[A run of records]
--- Begin ---

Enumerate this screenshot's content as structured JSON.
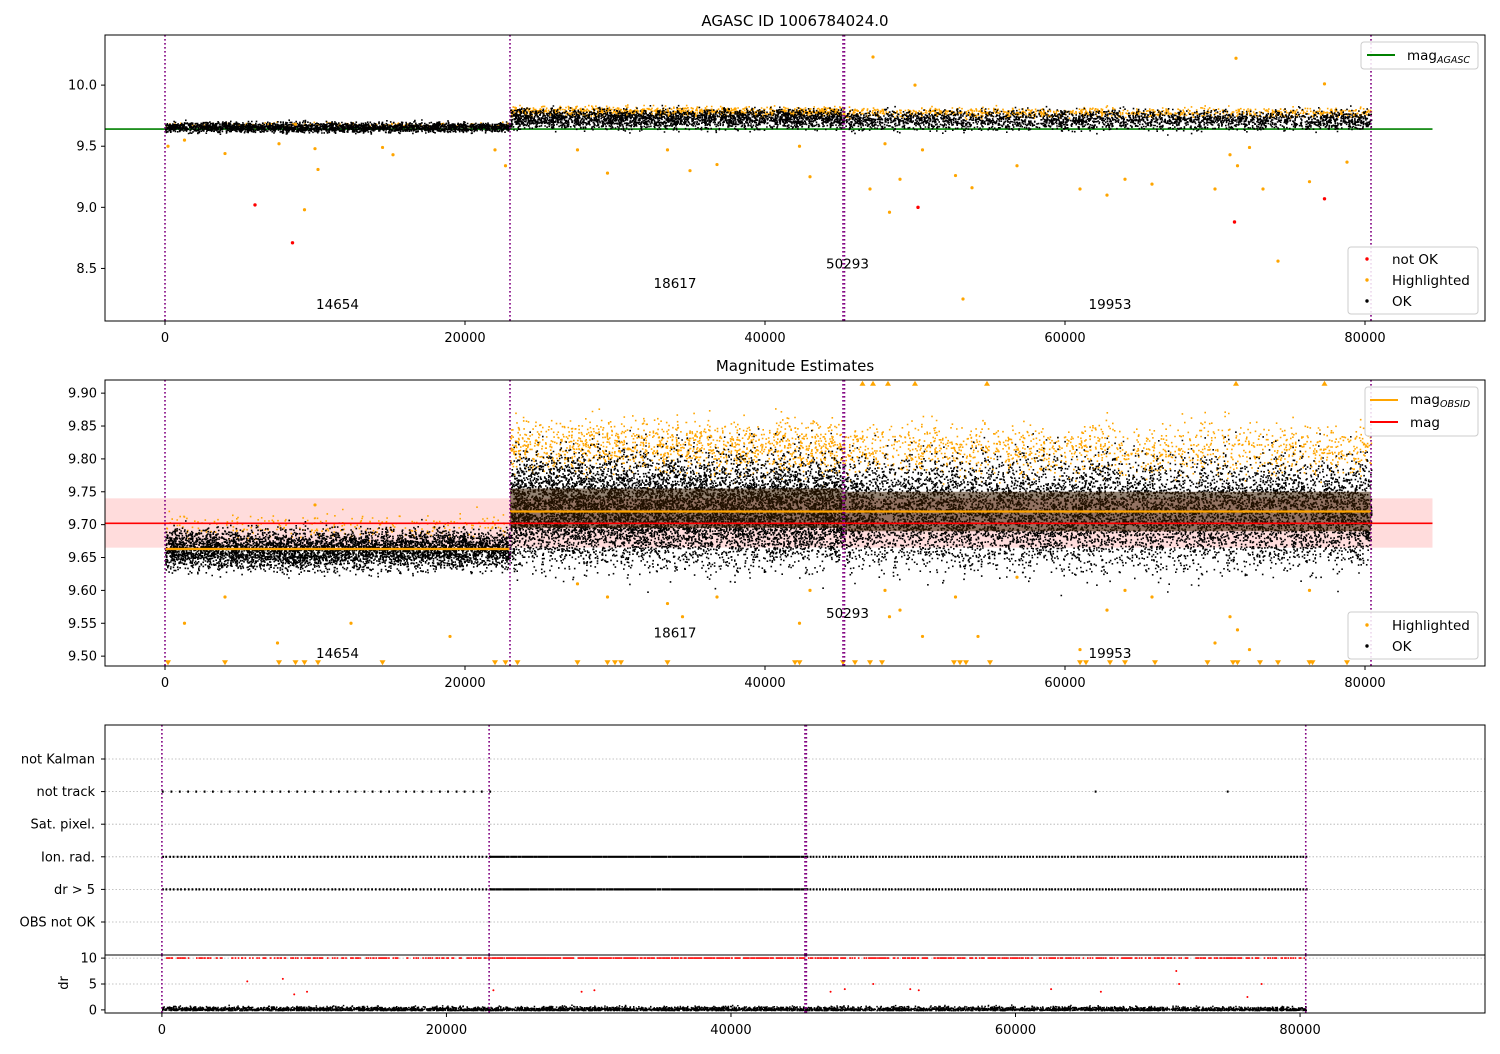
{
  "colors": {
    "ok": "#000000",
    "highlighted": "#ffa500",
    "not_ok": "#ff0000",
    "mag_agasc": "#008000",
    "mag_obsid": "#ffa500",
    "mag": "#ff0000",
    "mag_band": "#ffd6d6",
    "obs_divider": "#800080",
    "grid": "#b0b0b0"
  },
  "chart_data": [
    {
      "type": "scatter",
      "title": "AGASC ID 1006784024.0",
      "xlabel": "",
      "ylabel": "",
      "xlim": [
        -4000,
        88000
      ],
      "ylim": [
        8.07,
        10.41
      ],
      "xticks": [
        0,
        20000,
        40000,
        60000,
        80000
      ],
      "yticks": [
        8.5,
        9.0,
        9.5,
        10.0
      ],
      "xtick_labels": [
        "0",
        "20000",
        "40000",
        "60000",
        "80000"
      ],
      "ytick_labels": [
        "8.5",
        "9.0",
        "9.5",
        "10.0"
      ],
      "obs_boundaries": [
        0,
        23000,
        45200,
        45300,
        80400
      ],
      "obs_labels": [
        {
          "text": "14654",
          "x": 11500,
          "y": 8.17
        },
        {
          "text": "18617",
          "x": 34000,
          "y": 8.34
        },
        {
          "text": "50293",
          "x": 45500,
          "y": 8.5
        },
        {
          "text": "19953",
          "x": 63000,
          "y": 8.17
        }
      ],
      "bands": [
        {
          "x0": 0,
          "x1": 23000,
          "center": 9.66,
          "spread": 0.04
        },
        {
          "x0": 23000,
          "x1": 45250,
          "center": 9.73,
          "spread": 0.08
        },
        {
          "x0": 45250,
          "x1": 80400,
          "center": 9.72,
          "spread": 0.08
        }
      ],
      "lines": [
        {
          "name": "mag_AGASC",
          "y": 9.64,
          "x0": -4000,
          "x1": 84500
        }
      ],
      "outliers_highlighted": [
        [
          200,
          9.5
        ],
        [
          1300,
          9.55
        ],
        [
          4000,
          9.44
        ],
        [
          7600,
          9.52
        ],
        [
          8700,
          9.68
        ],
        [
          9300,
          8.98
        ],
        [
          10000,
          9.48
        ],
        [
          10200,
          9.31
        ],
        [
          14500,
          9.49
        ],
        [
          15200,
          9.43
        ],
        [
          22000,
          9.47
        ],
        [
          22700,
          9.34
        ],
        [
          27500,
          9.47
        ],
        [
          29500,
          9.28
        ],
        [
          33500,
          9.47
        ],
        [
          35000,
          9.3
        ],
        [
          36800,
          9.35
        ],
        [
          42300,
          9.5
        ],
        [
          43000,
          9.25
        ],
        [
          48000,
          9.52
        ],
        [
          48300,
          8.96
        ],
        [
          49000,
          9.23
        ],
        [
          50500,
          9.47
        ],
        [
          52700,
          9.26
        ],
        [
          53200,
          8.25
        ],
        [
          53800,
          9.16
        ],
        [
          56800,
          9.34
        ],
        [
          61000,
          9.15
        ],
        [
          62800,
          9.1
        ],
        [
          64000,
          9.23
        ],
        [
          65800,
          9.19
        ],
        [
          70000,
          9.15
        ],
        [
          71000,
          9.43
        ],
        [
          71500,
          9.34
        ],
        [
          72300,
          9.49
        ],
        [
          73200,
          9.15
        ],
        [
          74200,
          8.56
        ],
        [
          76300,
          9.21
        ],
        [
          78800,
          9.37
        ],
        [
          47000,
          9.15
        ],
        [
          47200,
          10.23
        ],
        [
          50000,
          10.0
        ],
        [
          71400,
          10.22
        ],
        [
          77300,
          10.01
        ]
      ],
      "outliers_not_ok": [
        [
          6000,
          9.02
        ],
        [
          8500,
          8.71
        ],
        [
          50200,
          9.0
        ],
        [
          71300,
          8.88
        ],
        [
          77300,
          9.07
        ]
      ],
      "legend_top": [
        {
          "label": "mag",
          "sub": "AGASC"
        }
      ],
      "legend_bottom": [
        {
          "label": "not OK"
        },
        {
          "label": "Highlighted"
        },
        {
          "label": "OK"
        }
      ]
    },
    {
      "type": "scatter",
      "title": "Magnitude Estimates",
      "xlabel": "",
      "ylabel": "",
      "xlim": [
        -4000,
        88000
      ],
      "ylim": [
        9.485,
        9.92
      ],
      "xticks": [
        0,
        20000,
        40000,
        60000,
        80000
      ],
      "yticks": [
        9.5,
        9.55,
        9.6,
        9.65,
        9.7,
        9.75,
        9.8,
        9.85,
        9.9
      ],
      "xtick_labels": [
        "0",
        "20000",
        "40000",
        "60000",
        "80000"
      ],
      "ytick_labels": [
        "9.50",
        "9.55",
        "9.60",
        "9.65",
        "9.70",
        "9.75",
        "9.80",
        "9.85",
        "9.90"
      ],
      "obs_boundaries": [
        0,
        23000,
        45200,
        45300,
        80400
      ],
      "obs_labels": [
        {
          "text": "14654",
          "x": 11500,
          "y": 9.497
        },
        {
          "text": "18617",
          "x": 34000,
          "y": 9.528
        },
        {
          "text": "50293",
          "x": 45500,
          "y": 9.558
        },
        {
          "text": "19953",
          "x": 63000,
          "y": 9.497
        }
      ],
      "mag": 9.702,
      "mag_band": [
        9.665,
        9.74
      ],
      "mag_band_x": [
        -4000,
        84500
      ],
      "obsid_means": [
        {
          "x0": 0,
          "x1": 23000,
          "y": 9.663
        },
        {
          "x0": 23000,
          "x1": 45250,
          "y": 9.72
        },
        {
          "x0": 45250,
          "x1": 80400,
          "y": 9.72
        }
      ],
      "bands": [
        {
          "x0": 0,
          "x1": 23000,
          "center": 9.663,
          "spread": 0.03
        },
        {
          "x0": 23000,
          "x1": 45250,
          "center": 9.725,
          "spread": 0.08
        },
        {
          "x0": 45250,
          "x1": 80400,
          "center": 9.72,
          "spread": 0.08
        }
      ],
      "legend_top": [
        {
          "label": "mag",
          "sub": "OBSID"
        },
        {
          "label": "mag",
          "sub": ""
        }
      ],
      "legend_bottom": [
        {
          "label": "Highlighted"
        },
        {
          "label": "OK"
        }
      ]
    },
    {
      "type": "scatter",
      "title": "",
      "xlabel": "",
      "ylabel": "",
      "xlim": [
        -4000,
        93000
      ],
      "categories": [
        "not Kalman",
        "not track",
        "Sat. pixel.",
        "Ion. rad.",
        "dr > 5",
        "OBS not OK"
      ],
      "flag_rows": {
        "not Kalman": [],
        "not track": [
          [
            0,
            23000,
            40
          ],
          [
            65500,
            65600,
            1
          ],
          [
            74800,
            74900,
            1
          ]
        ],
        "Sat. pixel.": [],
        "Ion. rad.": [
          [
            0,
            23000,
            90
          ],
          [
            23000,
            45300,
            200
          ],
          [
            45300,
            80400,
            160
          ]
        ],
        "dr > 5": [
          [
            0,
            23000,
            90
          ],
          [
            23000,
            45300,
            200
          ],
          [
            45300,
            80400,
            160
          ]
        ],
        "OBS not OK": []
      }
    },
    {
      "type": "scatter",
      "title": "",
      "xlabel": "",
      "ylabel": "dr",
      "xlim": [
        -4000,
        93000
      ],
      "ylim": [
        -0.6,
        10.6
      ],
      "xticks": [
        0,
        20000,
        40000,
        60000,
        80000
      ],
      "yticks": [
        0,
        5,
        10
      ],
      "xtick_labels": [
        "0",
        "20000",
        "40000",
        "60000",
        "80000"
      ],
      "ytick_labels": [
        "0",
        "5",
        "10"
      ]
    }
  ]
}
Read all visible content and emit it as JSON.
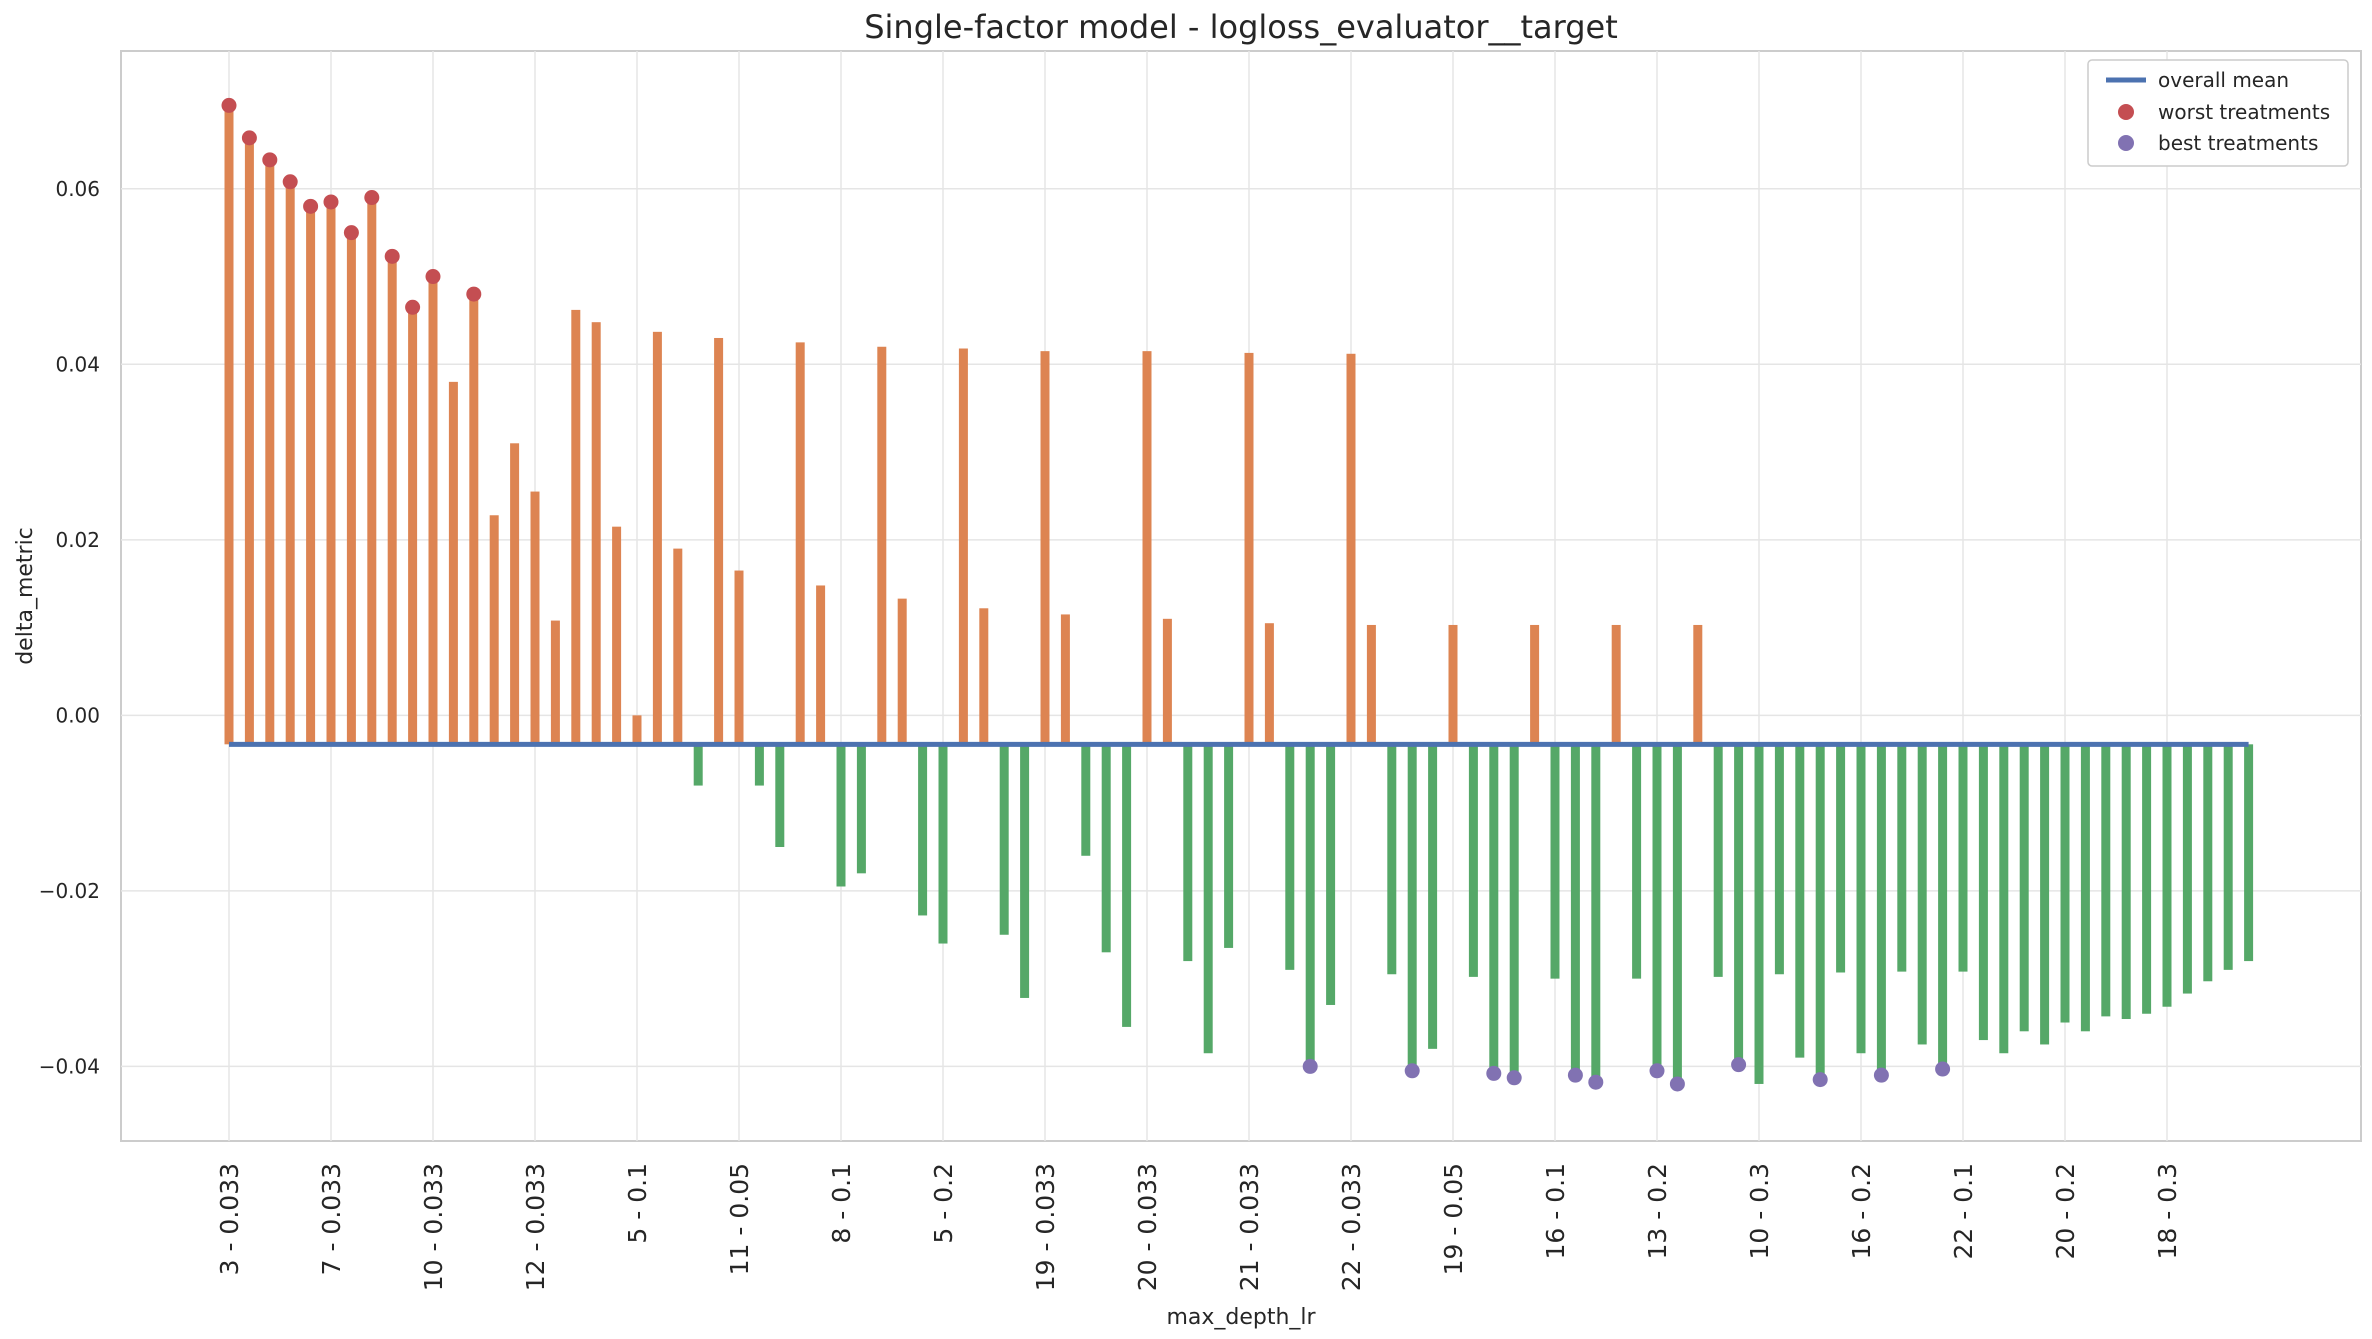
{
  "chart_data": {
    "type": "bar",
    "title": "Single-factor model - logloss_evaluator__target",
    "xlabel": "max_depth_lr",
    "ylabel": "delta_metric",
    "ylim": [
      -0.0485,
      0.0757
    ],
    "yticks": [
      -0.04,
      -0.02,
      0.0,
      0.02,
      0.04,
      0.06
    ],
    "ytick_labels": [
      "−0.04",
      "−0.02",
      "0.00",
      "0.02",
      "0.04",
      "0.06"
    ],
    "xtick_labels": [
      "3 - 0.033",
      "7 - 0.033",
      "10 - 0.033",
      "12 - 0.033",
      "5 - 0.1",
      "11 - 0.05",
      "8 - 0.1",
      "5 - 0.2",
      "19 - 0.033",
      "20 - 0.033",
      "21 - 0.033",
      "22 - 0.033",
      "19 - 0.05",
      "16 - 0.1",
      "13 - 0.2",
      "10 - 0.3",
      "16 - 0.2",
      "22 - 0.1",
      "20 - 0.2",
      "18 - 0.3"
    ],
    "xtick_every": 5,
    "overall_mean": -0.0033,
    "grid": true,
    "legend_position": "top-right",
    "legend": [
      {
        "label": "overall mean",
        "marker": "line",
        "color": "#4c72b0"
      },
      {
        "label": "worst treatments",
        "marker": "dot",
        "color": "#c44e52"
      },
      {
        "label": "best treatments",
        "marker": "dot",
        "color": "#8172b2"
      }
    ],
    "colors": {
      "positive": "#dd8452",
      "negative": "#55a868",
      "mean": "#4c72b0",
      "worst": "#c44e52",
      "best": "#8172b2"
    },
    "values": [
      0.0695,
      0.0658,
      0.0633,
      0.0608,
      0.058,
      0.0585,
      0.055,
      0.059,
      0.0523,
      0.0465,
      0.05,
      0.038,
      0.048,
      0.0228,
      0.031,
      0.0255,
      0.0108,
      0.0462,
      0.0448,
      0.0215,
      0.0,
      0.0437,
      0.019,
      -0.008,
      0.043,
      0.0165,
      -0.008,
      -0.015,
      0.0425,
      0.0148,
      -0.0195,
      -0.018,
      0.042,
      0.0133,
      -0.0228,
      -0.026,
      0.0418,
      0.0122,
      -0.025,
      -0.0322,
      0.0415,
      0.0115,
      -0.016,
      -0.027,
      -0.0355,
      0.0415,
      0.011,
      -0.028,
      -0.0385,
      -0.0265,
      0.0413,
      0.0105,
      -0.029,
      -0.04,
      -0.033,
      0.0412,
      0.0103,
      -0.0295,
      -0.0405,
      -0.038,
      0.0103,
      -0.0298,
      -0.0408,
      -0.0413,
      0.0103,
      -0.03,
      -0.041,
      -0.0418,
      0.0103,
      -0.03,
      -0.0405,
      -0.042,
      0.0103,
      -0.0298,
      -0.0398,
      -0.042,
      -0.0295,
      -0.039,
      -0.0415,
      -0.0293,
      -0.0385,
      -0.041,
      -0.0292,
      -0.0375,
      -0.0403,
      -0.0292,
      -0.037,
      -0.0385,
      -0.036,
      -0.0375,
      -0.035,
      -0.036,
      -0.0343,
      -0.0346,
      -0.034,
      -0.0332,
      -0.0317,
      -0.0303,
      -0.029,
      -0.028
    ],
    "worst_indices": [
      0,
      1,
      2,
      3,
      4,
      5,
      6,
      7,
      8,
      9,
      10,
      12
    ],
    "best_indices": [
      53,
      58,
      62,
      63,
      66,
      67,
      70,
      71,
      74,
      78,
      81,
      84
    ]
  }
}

--- End ---

◆ INSTRUCTION
Filter out all lines lacking the word "JSON" and copy the rest.

◆ FINISHED ANSWER
Enumerate this screenshot's content as structured JSON.
Read all visible content and emit it as JSON.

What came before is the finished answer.